**Given task**
Leave out any picture and return the remaining listing below exactly as given.

**Information shown**
□ □ □

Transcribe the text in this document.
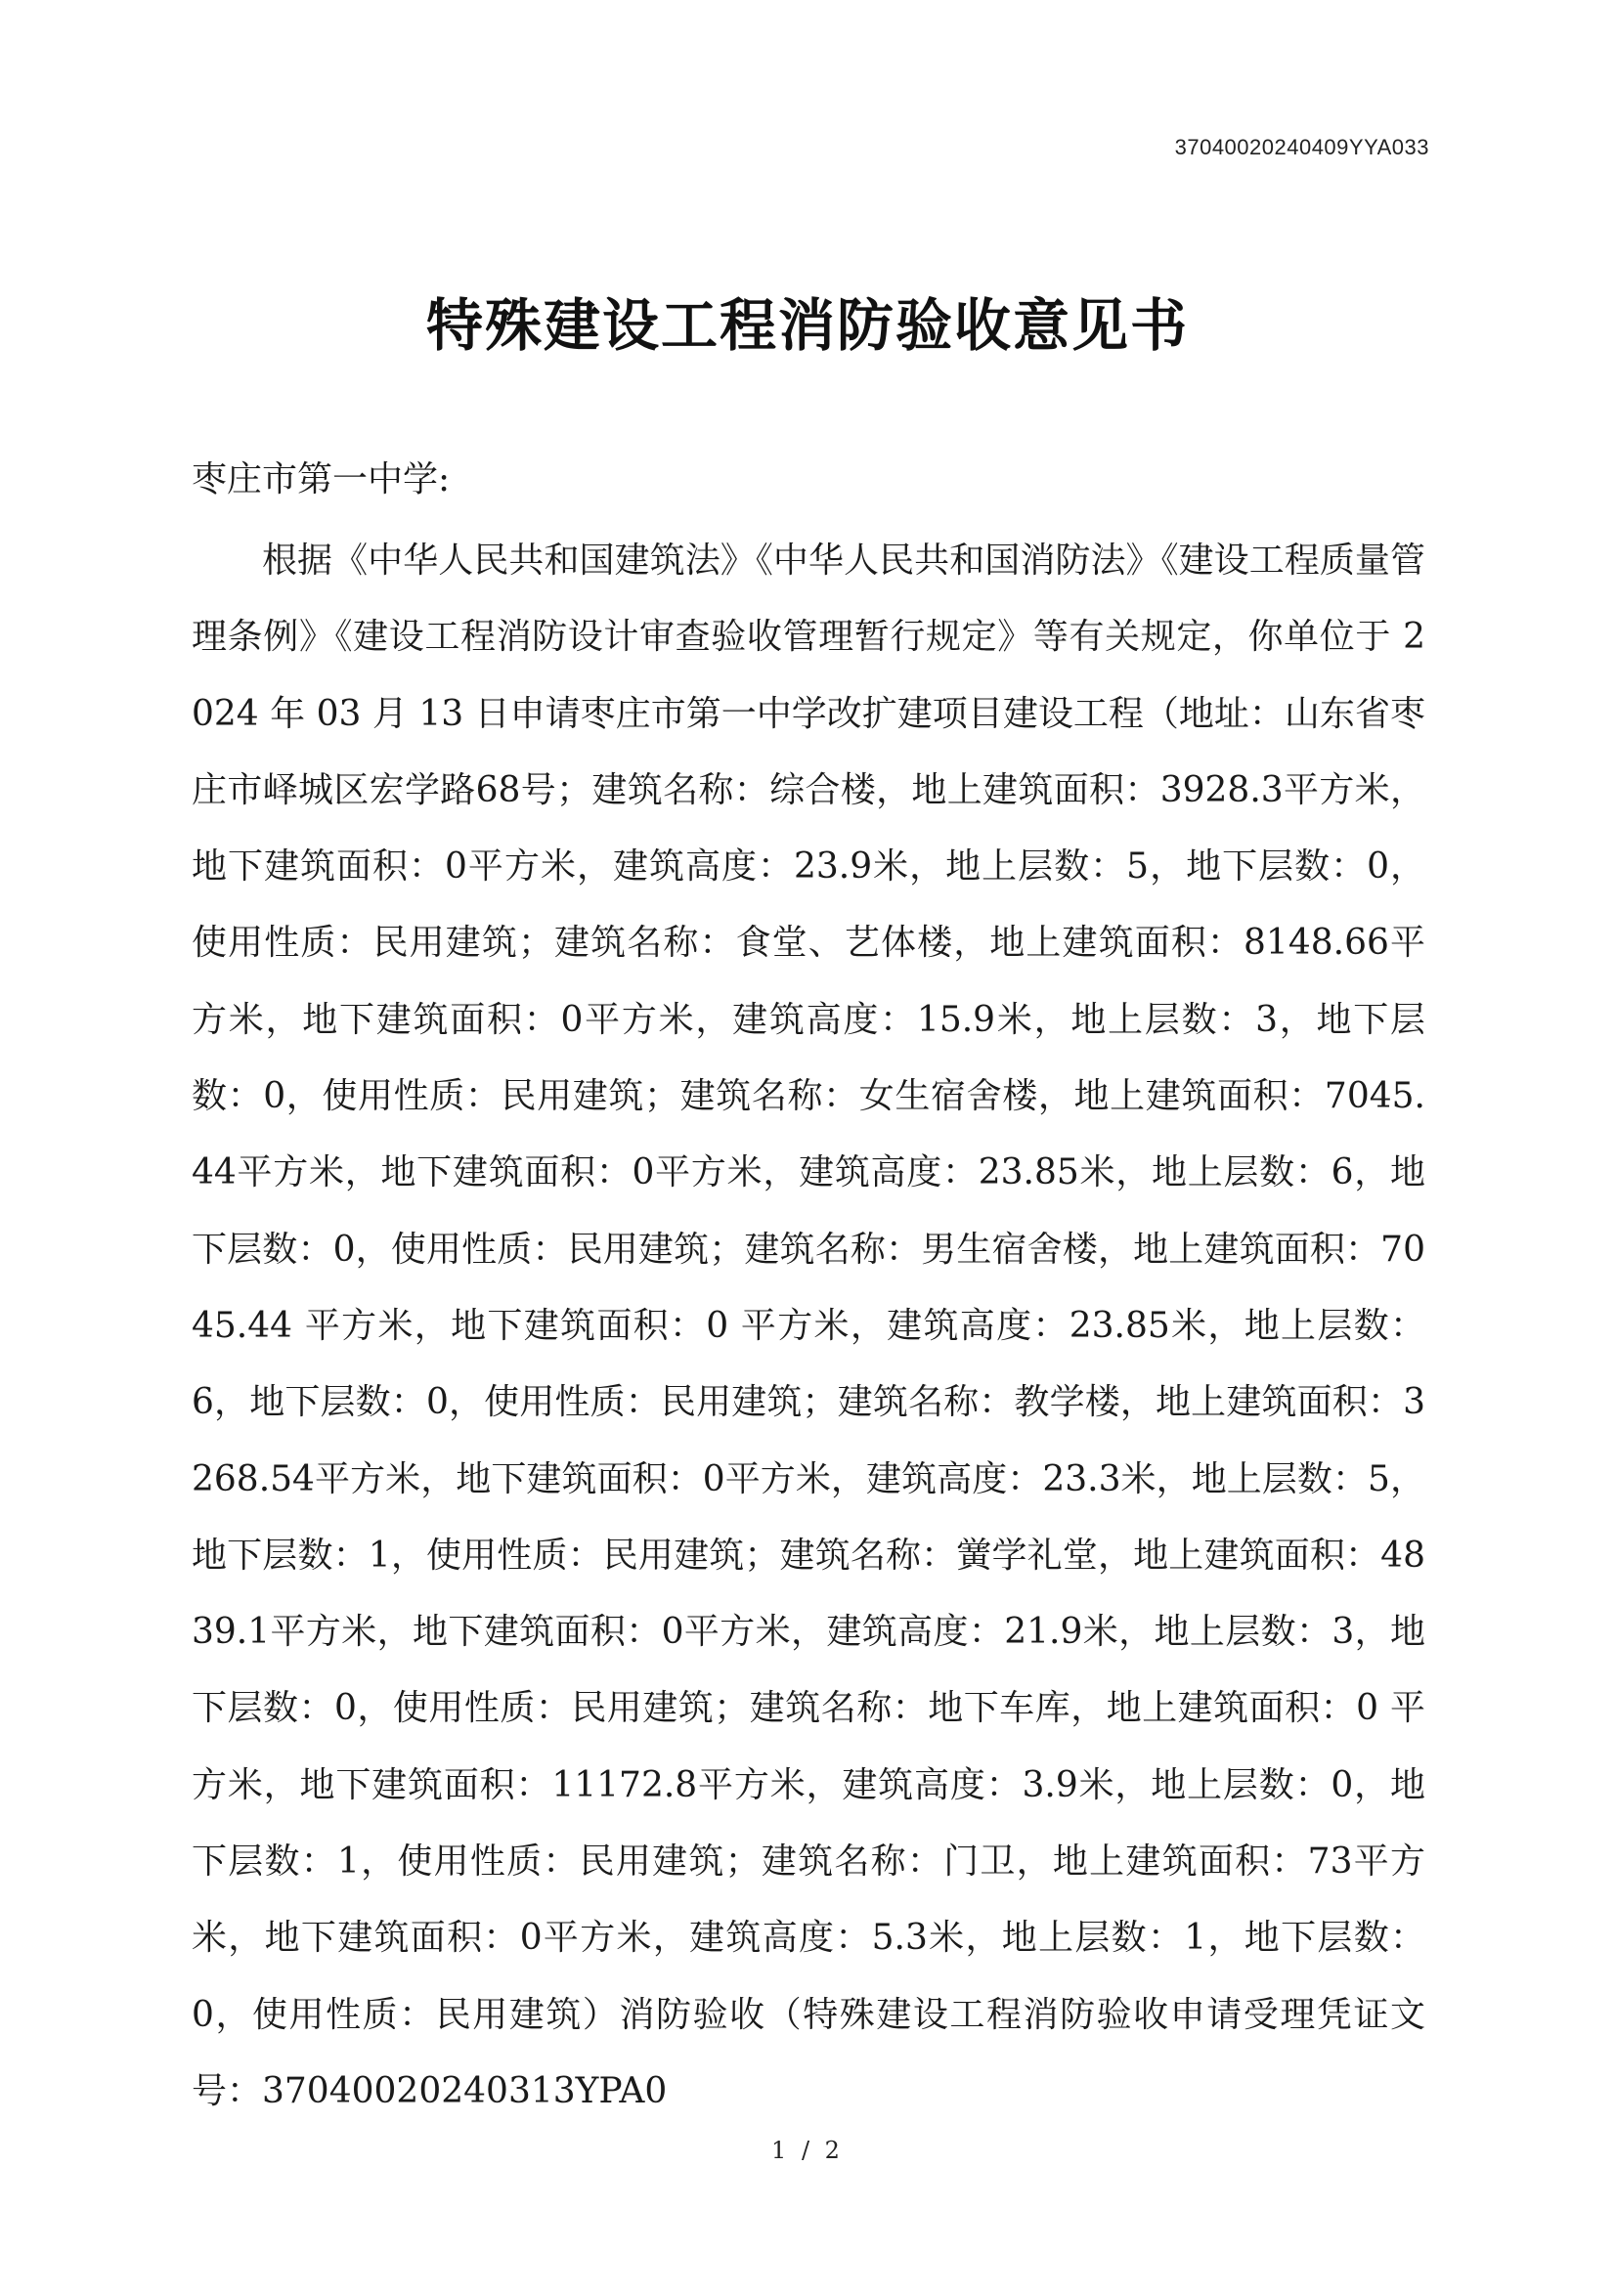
37040020240409YYA033
特殊建设工程消防验收意见书
枣庄市第一中学:
根据《中华人民共和国建筑法》《中华人民共和国消防法》《建设工程质量管理条例》《建设工程消防设计审查验收管理暂行规定》等有关规定，你单位于 2024 年 03 月 13 日申请枣庄市第一中学改扩建项目建设工程（地址：山东省枣庄市峄城区宏学路68号；建筑名称：综合楼，地上建筑面积：3928.3平方米，地下建筑面积：0平方米，建筑高度：23.9米，地上层数：5，地下层数：0，使用性质：民用建筑；建筑名称：食堂、艺体楼，地上建筑面积：8148.66平方米，地下建筑面积：0平方米，建筑高度：15.9米，地上层数：3，地下层数：0，使用性质：民用建筑；建筑名称：女生宿舍楼，地上建筑面积：7045.44平方米，地下建筑面积：0平方米，建筑高度：23.85米，地上层数：6，地下层数：0，使用性质：民用建筑；建筑名称：男生宿舍楼，地上建筑面积：7045.44 平方米，地下建筑面积：0 平方米，建筑高度：23.85米，地上层数：6，地下层数：0，使用性质：民用建筑；建筑名称：教学楼，地上建筑面积：3268.54平方米，地下建筑面积：0平方米，建筑高度：23.3米，地上层数：5，地下层数：1，使用性质：民用建筑；建筑名称：黉学礼堂，地上建筑面积：4839.1平方米，地下建筑面积：0平方米，建筑高度：21.9米，地上层数：3，地下层数：0，使用性质：民用建筑；建筑名称：地下车库，地上建筑面积：0 平方米，地下建筑面积：11172.8平方米，建筑高度：3.9米，地上层数：0，地下层数：1，使用性质：民用建筑；建筑名称：门卫，地上建筑面积：73平方米，地下建筑面积：0平方米，建筑高度：5.3米，地上层数：1，地下层数：0，使用性质：民用建筑）消防验收（特殊建设工程消防验收申请受理凭证文号：37040020240313YPA0
1 / 2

□ □ □

**Output of the task**
Transcribe the text in this document.
37040020240409YYA033
特殊建设工程消防验收意见书
枣庄市第一中学:
根据《中华人民共和国建筑法》《中华人民共和国消防法》《建设工程质量管理条例》《建设工程消防设计审查验收管理暂行规定》等有关规定，你单位于 2024 年 03 月 13 日申请枣庄市第一中学改扩建项目建设工程（地址：山东省枣庄市峄城区宏学路68号；建筑名称：综合楼，地上建筑面积：3928.3平方米，地下建筑面积：0平方米，建筑高度：23.9米，地上层数：5，地下层数：0，使用性质：民用建筑；建筑名称：食堂、艺体楼，地上建筑面积：8148.66平方米，地下建筑面积：0平方米，建筑高度：15.9米，地上层数：3，地下层数：0，使用性质：民用建筑；建筑名称：女生宿舍楼，地上建筑面积：7045.44平方米，地下建筑面积：0平方米，建筑高度：23.85米，地上层数：6，地下层数：0，使用性质：民用建筑；建筑名称：男生宿舍楼，地上建筑面积：7045.44 平方米，地下建筑面积：0 平方米，建筑高度：23.85米，地上层数：6，地下层数：0，使用性质：民用建筑；建筑名称：教学楼，地上建筑面积：3268.54平方米，地下建筑面积：0平方米，建筑高度：23.3米，地上层数：5，地下层数：1，使用性质：民用建筑；建筑名称：黉学礼堂，地上建筑面积：4839.1平方米，地下建筑面积：0平方米，建筑高度：21.9米，地上层数：3，地下层数：0，使用性质：民用建筑；建筑名称：地下车库，地上建筑面积：0 平方米，地下建筑面积：11172.8平方米，建筑高度：3.9米，地上层数：0，地下层数：1，使用性质：民用建筑；建筑名称：门卫，地上建筑面积：73平方米，地下建筑面积：0平方米，建筑高度：5.3米，地上层数：1，地下层数：0，使用性质：民用建筑）消防验收（特殊建设工程消防验收申请受理凭证文号：37040020240313YPA0
1 / 2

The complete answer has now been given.